▶ WRITTEN INSTRUCTION:
Of the lines in the listing below, how many hold "mixing"? Answer with the number only.

▶ DATA SHOWN:
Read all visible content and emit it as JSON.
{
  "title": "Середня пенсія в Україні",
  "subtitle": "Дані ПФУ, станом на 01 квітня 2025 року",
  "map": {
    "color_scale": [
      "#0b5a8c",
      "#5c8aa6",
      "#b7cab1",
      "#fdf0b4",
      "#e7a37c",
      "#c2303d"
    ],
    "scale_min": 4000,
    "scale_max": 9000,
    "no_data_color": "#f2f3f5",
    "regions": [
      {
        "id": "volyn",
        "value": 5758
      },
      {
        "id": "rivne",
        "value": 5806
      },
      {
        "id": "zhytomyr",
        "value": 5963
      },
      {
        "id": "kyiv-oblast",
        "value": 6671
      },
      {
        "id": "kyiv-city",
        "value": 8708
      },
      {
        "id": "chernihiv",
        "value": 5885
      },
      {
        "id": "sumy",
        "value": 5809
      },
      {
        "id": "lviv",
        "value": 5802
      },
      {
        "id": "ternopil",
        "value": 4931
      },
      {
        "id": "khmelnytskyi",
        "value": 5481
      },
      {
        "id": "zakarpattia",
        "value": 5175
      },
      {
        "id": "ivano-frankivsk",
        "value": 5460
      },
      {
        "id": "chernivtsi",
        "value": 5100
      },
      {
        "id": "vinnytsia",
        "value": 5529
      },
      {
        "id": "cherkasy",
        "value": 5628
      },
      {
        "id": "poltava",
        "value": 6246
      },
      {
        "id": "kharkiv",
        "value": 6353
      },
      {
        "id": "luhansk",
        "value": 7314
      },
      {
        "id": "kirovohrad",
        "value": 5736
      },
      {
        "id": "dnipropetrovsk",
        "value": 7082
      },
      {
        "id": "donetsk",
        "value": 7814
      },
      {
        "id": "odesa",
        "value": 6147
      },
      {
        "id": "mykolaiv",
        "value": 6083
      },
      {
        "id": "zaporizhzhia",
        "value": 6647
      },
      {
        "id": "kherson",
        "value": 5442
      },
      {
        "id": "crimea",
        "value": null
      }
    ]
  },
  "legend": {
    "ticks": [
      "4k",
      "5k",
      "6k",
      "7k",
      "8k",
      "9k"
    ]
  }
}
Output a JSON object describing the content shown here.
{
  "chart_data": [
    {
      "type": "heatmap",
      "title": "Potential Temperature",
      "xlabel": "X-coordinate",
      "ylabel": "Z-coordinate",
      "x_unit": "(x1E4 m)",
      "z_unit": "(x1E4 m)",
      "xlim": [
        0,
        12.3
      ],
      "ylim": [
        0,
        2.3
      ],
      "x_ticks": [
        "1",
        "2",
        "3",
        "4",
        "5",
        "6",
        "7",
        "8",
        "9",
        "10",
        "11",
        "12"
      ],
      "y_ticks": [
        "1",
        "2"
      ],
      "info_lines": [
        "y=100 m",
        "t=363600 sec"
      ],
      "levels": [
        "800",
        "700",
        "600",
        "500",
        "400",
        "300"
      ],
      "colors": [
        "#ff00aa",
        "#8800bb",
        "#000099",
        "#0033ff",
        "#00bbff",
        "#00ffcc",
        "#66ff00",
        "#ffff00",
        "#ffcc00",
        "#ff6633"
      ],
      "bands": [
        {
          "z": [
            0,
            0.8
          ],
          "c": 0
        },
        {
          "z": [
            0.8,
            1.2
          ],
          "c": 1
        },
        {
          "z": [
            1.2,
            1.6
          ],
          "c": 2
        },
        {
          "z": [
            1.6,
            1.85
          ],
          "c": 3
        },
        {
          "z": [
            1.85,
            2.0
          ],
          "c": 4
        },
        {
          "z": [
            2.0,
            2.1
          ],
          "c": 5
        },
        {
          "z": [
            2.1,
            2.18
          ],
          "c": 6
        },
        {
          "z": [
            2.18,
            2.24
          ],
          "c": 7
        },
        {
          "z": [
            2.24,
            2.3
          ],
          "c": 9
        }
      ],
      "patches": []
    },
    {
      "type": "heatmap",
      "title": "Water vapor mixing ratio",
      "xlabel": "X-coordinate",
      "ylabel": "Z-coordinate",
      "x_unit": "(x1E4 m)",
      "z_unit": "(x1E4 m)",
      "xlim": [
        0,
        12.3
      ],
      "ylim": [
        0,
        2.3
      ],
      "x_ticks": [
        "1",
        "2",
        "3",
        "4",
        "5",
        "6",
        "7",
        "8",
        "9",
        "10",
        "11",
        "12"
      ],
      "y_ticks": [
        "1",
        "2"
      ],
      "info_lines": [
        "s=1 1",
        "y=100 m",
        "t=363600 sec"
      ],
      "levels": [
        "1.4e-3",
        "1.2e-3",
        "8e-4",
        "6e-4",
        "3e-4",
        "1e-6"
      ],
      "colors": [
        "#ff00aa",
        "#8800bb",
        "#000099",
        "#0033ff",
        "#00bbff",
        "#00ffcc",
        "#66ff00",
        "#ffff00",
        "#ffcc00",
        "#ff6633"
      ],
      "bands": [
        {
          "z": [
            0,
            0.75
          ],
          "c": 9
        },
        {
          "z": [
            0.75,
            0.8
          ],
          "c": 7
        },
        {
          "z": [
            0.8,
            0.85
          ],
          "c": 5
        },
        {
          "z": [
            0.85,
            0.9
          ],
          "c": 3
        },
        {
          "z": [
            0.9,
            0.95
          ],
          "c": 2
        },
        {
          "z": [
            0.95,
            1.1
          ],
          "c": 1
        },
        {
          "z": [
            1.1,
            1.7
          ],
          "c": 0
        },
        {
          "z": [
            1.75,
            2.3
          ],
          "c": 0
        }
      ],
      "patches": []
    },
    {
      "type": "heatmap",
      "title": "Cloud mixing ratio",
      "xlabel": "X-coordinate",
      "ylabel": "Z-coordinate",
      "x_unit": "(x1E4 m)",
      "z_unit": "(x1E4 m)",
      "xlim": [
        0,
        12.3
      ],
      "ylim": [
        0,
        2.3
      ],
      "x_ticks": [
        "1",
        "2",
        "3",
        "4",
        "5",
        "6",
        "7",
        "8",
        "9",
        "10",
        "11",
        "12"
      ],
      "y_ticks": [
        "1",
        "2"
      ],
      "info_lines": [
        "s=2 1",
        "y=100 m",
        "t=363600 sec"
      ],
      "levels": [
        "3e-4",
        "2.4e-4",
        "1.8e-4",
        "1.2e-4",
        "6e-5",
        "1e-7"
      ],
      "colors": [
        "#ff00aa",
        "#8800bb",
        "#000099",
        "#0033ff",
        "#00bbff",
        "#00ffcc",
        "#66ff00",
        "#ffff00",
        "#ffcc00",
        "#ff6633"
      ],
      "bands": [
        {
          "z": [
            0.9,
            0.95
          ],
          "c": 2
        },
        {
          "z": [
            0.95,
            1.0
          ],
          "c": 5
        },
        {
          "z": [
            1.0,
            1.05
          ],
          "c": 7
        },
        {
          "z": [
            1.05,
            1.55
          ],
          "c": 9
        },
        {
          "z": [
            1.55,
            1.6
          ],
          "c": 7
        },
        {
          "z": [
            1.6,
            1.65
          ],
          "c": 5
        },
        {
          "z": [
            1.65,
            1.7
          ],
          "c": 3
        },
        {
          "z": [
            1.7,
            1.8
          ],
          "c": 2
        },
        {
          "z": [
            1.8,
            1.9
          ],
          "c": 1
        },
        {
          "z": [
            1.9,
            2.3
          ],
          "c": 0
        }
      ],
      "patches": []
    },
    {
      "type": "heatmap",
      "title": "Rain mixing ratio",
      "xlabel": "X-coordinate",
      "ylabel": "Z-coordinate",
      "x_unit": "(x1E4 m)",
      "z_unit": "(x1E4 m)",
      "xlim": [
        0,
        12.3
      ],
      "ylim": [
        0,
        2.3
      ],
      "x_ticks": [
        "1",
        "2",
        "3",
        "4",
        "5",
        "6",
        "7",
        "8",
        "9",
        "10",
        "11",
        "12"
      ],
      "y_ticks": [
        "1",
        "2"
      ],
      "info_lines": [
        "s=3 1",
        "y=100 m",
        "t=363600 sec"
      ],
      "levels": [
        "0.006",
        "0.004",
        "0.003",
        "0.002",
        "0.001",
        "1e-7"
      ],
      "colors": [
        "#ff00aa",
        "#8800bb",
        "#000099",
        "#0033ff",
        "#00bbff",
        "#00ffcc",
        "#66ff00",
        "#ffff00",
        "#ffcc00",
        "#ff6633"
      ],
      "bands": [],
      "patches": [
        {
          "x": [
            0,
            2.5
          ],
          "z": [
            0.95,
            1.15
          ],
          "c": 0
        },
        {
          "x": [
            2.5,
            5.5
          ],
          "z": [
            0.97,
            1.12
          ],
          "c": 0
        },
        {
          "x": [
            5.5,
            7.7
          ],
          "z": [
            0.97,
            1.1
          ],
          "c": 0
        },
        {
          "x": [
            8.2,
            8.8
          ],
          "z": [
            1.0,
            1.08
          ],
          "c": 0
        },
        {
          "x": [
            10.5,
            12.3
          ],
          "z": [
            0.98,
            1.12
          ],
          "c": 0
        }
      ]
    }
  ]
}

▶ OUTPUT FOR THIS TASK:
3